YOUR TASK: All the records that follow need to be reproduced exactly. Omit the images.

## begin SUPPLIED RECORDS

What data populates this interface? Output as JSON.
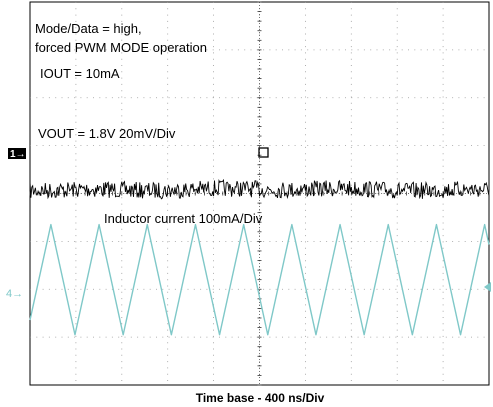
{
  "chart_data": {
    "type": "line",
    "title": "",
    "xlabel": "Time base - 400 ns/Div",
    "ylabel": "",
    "grid": true,
    "divisions": {
      "x": 10,
      "y": 8
    },
    "annotations": [
      "Mode/Data = high,",
      "forced PWM MODE operation",
      "IOUT = 10mA",
      "VOUT = 1.8V 20mV/Div",
      "Inductor current 100mA/Div"
    ],
    "channel_markers": [
      "1→",
      "4→"
    ],
    "series": [
      {
        "channel": "1",
        "color": "#000000",
        "vertical_scale": "20mV/Div",
        "shape": "noisy flat ripple",
        "ripple_divisions": 0.35
      },
      {
        "channel": "4",
        "color": "#7fc8c8",
        "vertical_scale": "100mA/Div",
        "shape": "triangle",
        "peak_divisions": [
          -0.85,
          1.45
        ],
        "period_divisions": 1.05,
        "phase_divisions": -0.07
      }
    ],
    "colors": {
      "grid": "#9a9a9a",
      "frame": "#000000",
      "ch1": "#000000",
      "ch4": "#7fc8c8"
    }
  }
}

## end SUPPLIED RECORDS

FINAL ANSWER:
What data populates this interface? Output as JSON.
{
  "chart_data": {
    "type": "line",
    "title": "",
    "xlabel": "Time base - 400 ns/Div",
    "ylabel": "",
    "grid": true,
    "divisions": {
      "x": 10,
      "y": 8
    },
    "annotations": [
      "Mode/Data = high,",
      "forced PWM MODE operation",
      "IOUT = 10mA",
      "VOUT = 1.8V 20mV/Div",
      "Inductor current 100mA/Div"
    ],
    "channel_markers": [
      "1→",
      "4→"
    ],
    "series": [
      {
        "channel": "1",
        "color": "#000000",
        "vertical_scale": "20mV/Div",
        "shape": "noisy flat ripple",
        "ripple_divisions": 0.35
      },
      {
        "channel": "4",
        "color": "#7fc8c8",
        "vertical_scale": "100mA/Div",
        "shape": "triangle",
        "peak_divisions": [
          -0.85,
          1.45
        ],
        "period_divisions": 1.05,
        "phase_divisions": -0.07
      }
    ],
    "colors": {
      "grid": "#9a9a9a",
      "frame": "#000000",
      "ch1": "#000000",
      "ch4": "#7fc8c8"
    }
  }
}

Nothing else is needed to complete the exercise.